◆ Description of the task
Reproduce the data below line for line, without any alteration, leaving out the pictures.

Layout element annotations:
□ □ □
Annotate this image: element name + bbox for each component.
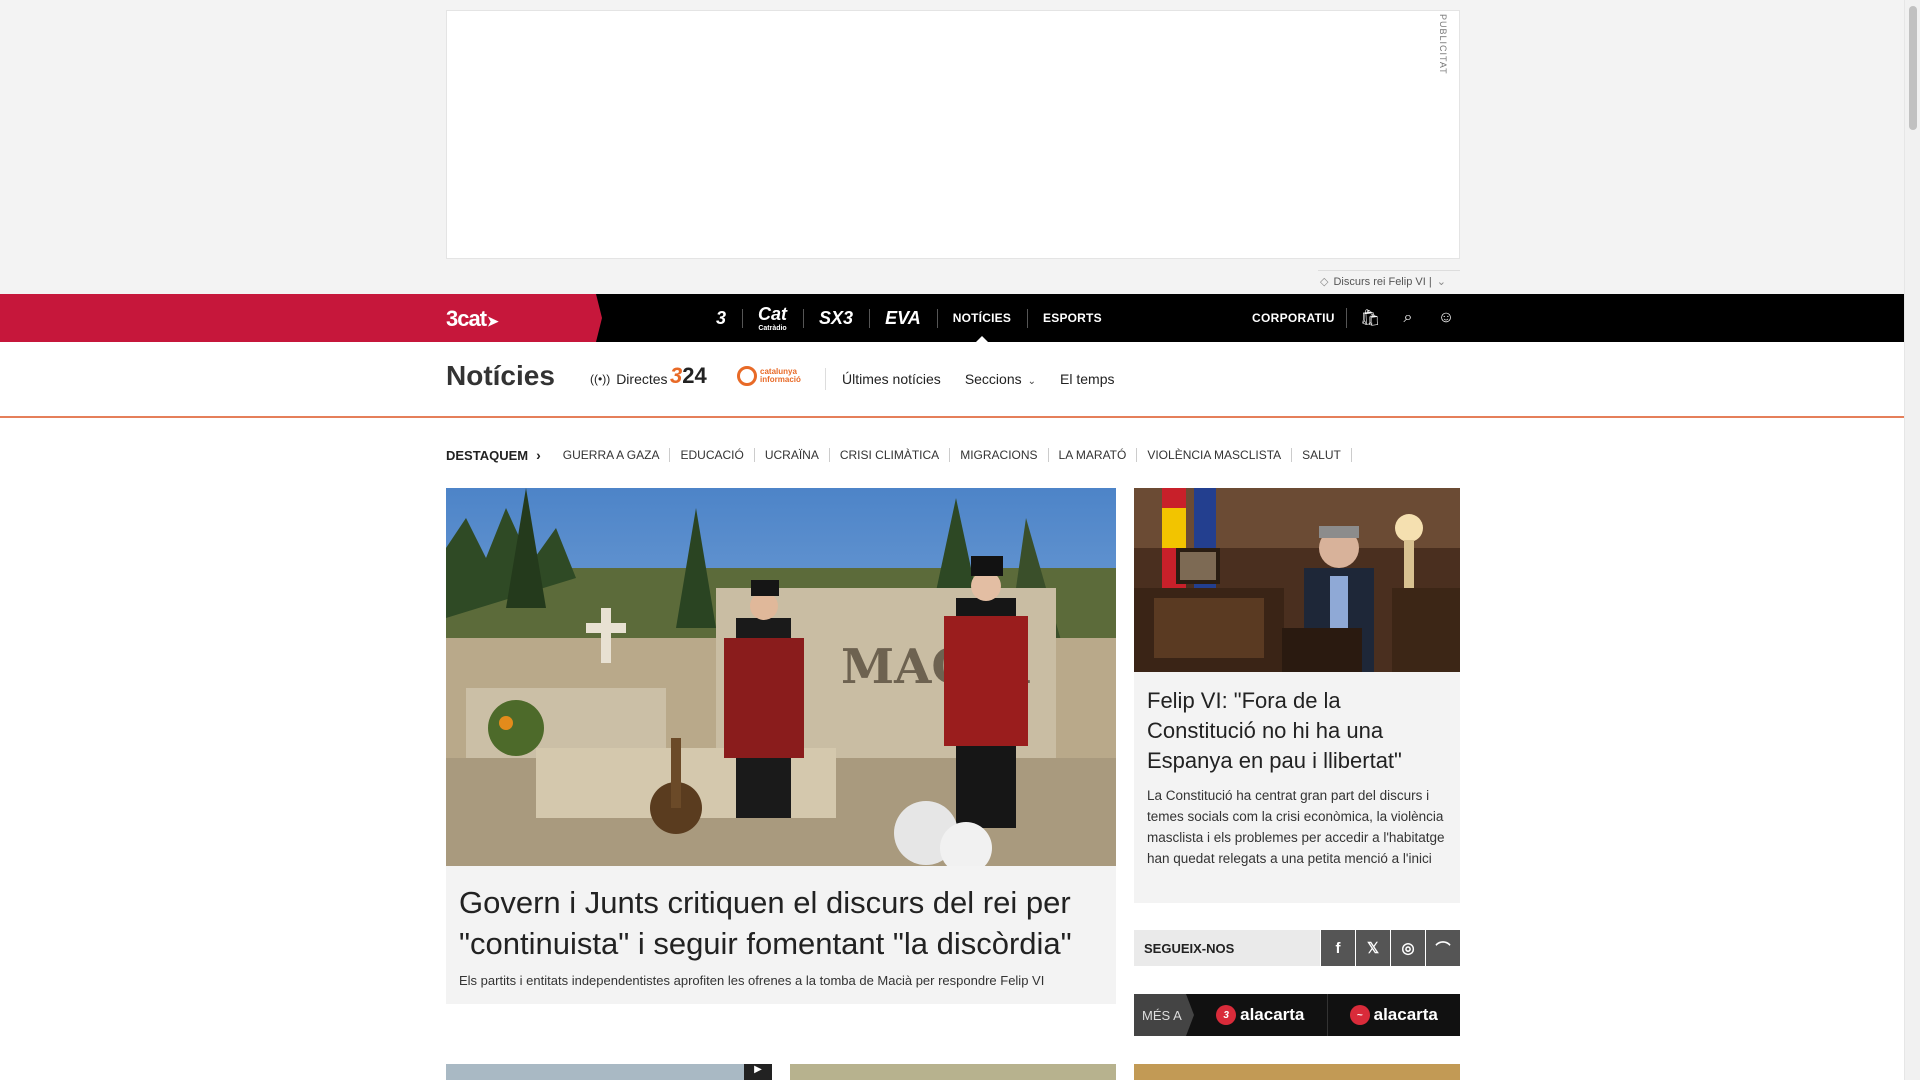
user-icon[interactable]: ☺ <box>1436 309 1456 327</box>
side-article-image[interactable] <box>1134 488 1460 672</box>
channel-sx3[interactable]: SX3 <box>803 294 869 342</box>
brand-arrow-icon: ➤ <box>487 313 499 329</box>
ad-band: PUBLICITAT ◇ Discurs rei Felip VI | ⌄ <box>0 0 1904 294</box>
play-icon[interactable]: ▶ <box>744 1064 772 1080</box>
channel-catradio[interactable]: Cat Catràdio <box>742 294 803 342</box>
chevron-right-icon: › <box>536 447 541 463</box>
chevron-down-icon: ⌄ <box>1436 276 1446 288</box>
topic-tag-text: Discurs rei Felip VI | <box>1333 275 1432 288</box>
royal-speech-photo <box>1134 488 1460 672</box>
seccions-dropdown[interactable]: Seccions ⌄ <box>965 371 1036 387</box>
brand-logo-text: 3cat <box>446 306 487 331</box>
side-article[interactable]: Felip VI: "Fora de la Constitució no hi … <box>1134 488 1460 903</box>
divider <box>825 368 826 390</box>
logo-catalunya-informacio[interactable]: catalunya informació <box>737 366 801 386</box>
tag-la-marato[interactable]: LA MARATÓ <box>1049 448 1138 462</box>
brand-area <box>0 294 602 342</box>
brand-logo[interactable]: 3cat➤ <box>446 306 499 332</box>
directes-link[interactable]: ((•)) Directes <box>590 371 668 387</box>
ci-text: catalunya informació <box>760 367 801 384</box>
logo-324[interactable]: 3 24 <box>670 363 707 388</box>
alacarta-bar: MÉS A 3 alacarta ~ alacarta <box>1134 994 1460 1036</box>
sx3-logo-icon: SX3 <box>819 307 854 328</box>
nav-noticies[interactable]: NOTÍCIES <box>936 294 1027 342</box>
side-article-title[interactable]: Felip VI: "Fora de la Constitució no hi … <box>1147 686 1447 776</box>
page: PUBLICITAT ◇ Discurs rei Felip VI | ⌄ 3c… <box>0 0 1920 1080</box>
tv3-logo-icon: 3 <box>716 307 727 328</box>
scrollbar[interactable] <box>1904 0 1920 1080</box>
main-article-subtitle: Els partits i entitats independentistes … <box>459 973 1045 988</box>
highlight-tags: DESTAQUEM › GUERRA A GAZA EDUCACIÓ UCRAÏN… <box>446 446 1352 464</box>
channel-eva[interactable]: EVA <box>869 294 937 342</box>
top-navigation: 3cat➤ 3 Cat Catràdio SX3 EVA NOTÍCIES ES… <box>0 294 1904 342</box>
□ □ □
◆ Written solution
Annotate this image: element name + bbox for each component.
user-icon[interactable]: ☺ <box>1436 309 1456 327</box>
side-article-image[interactable] <box>1134 488 1460 672</box>
channel-sx3[interactable]: SX3 <box>803 294 869 342</box>
brand-arrow-icon: ➤ <box>487 313 499 329</box>
ad-band: PUBLICITAT ◇ Discurs rei Felip VI | ⌄ <box>0 0 1904 294</box>
play-icon[interactable]: ▶ <box>744 1064 772 1080</box>
channel-catradio[interactable]: Cat Catràdio <box>742 294 803 342</box>
chevron-right-icon: › <box>536 447 541 463</box>
chevron-down-icon: ⌄ <box>1436 276 1446 288</box>
topic-tag-text: Discurs rei Felip VI | <box>1333 275 1432 288</box>
royal-speech-photo <box>1134 488 1460 672</box>
seccions-dropdown[interactable]: Seccions ⌄ <box>965 371 1036 387</box>
brand-logo-text: 3cat <box>446 306 487 331</box>
side-article[interactable]: Felip VI: "Fora de la Constitució no hi … <box>1134 488 1460 903</box>
divider <box>825 368 826 390</box>
logo-catalunya-informacio[interactable]: catalunya informació <box>737 366 801 386</box>
tag-la-marato[interactable]: LA MARATÓ <box>1049 448 1138 462</box>
brand-area <box>0 294 602 342</box>
brand-logo[interactable]: 3cat➤ <box>446 306 499 332</box>
directes-link[interactable]: ((•)) Directes <box>590 371 668 387</box>
ci-text: catalunya informació <box>760 367 801 384</box>
logo-324[interactable]: 3 24 <box>670 363 707 388</box>
alacarta-bar: MÉS A 3 alacarta ~ alacarta <box>1134 994 1460 1036</box>
sx3-logo-icon: SX3 <box>819 307 854 328</box>
nav-noticies[interactable]: NOTÍCIES <box>936 294 1027 342</box>
side-article-title[interactable]: Felip VI: "Fora de la Constitució no hi … <box>1147 686 1447 776</box>
page: PUBLICITAT ◇ Discurs rei Felip VI | ⌄ 3c… <box>0 0 1920 1080</box>
tv3-logo-icon: 3 <box>716 307 727 328</box>
scrollbar[interactable] <box>1904 0 1920 1080</box>
main-article-subtitle: Els partits i entitats independentistes … <box>459 973 1045 988</box>
highlight-tags: DESTAQUEM › GUERRA A GAZA EDUCACIÓ UCRAÏN… <box>446 446 1352 464</box>
channel-eva[interactable]: EVA <box>869 294 937 342</box>
top-navigation: 3cat➤ 3 Cat Catràdio SX3 EVA NOTÍCIES ES… <box>0 294 1904 342</box>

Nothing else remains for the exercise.